WORK TO DO
Pick out every line in the data below that holds "JSON".

===== GIVEN DATA

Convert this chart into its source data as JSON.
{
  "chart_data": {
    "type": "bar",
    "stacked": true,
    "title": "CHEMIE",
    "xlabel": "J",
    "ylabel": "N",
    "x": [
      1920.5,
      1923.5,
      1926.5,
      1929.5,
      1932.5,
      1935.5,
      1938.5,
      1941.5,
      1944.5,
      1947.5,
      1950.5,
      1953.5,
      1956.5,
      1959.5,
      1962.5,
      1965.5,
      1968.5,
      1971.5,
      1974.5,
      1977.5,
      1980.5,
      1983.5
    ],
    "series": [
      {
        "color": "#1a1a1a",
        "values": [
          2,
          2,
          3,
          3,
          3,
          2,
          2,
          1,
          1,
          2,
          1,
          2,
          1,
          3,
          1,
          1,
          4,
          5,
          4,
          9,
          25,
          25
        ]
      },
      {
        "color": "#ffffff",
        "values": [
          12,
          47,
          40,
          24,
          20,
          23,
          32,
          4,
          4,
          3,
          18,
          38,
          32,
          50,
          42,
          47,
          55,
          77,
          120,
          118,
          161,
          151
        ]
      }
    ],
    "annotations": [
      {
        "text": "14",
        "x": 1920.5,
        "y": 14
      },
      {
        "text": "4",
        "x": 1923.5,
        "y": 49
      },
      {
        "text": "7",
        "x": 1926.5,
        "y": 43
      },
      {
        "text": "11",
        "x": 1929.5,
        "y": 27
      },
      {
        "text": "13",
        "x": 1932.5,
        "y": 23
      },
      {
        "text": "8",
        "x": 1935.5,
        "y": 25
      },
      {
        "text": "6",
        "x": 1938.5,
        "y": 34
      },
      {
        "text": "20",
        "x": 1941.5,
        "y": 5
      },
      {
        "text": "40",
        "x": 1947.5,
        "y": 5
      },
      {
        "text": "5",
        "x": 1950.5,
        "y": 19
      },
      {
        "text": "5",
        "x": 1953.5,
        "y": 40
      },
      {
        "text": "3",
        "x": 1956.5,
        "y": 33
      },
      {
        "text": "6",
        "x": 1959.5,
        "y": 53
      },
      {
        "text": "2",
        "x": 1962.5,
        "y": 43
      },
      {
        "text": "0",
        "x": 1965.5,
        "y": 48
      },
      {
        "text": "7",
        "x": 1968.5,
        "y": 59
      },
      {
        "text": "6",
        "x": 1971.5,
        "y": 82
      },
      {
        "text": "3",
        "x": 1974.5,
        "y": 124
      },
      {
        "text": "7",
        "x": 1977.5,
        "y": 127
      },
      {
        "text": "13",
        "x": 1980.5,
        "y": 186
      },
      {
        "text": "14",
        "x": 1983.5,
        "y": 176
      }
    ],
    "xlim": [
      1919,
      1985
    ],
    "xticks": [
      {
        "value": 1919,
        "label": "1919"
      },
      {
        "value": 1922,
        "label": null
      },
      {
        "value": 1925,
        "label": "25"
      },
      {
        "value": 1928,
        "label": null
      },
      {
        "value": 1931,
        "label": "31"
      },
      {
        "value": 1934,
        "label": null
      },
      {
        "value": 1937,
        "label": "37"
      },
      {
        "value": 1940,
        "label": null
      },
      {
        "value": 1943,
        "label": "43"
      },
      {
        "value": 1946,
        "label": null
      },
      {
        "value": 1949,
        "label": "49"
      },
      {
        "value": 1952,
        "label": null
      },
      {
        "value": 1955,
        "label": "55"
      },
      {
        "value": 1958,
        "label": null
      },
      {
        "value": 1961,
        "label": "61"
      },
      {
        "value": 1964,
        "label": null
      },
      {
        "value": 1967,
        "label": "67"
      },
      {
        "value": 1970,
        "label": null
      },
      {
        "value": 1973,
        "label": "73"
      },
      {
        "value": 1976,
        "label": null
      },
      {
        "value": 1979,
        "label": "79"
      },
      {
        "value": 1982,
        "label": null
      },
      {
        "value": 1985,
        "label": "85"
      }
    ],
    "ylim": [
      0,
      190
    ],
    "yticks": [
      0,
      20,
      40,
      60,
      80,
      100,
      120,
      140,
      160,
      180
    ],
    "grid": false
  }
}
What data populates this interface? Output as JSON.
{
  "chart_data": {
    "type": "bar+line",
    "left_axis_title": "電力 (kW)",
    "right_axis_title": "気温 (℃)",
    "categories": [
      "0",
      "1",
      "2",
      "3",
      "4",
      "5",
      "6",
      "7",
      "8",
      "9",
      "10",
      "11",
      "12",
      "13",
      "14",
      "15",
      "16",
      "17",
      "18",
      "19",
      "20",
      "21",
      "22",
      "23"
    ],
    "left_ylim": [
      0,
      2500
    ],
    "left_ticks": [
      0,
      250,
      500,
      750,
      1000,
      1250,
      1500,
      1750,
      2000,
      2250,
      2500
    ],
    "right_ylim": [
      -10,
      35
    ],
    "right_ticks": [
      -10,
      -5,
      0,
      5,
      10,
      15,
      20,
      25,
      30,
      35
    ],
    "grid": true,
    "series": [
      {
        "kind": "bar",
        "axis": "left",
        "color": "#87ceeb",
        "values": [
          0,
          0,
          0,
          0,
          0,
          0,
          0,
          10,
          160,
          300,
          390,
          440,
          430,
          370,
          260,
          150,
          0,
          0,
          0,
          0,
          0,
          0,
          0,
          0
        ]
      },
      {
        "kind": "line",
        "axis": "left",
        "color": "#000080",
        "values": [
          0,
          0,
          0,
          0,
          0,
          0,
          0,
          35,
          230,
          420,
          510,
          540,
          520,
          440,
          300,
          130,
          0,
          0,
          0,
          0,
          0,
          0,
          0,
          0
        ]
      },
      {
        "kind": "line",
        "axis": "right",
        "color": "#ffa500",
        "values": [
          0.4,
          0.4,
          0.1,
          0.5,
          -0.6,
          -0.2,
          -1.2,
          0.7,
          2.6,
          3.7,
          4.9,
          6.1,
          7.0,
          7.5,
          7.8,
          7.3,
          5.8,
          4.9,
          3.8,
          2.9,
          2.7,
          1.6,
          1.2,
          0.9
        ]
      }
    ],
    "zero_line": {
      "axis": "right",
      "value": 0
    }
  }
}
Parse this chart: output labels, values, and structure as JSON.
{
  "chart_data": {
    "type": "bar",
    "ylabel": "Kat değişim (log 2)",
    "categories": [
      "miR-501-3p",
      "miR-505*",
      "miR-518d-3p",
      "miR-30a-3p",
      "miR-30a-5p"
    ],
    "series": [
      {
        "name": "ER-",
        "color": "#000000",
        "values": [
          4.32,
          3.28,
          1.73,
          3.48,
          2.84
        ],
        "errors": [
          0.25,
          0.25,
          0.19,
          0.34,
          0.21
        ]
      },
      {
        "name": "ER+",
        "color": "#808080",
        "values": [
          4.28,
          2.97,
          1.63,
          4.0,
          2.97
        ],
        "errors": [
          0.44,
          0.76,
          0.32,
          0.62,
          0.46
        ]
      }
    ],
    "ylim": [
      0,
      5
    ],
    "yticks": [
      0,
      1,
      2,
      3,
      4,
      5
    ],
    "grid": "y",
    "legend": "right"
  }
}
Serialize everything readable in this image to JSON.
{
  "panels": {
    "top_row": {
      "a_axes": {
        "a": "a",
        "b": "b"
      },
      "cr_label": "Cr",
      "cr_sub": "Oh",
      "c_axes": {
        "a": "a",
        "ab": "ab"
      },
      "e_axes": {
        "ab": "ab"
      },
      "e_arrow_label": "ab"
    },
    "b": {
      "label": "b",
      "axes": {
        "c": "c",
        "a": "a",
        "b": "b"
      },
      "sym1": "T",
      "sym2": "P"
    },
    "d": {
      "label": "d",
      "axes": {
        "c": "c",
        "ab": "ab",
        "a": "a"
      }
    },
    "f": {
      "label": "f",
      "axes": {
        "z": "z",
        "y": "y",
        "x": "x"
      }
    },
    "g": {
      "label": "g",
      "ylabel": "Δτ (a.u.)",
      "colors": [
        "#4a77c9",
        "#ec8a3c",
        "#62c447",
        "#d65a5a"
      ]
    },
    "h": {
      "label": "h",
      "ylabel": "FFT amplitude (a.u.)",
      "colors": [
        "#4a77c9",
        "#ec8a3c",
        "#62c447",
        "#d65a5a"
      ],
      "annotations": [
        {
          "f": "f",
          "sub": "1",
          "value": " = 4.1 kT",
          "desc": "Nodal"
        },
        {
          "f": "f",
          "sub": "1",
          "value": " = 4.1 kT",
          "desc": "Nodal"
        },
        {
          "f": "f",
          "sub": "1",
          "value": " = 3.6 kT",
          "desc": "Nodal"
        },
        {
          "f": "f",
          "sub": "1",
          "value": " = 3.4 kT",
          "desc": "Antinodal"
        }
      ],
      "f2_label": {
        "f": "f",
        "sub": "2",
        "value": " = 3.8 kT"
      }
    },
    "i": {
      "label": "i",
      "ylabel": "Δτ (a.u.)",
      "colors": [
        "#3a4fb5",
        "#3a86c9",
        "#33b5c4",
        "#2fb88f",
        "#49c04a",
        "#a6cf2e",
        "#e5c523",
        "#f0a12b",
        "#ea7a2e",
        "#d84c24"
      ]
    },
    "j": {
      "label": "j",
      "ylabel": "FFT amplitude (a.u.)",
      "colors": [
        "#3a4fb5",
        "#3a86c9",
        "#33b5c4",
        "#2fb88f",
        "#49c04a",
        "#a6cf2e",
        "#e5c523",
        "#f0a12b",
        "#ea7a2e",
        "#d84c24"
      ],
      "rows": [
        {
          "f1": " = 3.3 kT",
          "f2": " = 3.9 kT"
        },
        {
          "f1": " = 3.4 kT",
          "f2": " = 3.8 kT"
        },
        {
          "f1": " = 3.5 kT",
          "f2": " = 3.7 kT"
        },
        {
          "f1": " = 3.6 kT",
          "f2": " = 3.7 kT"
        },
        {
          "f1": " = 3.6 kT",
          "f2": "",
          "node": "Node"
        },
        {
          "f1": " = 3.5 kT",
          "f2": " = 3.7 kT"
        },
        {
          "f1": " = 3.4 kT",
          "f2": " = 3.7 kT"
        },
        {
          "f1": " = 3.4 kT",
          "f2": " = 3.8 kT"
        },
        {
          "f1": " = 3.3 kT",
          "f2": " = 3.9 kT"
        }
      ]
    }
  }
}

==========

ANSWER TO THIS TASK
Convert this chart into its source data as JSON.
What data populates this interface? Output as JSON.
Parse this chart: output labels, values, and structure as JSON.
Serialize everything readable in this image to JSON.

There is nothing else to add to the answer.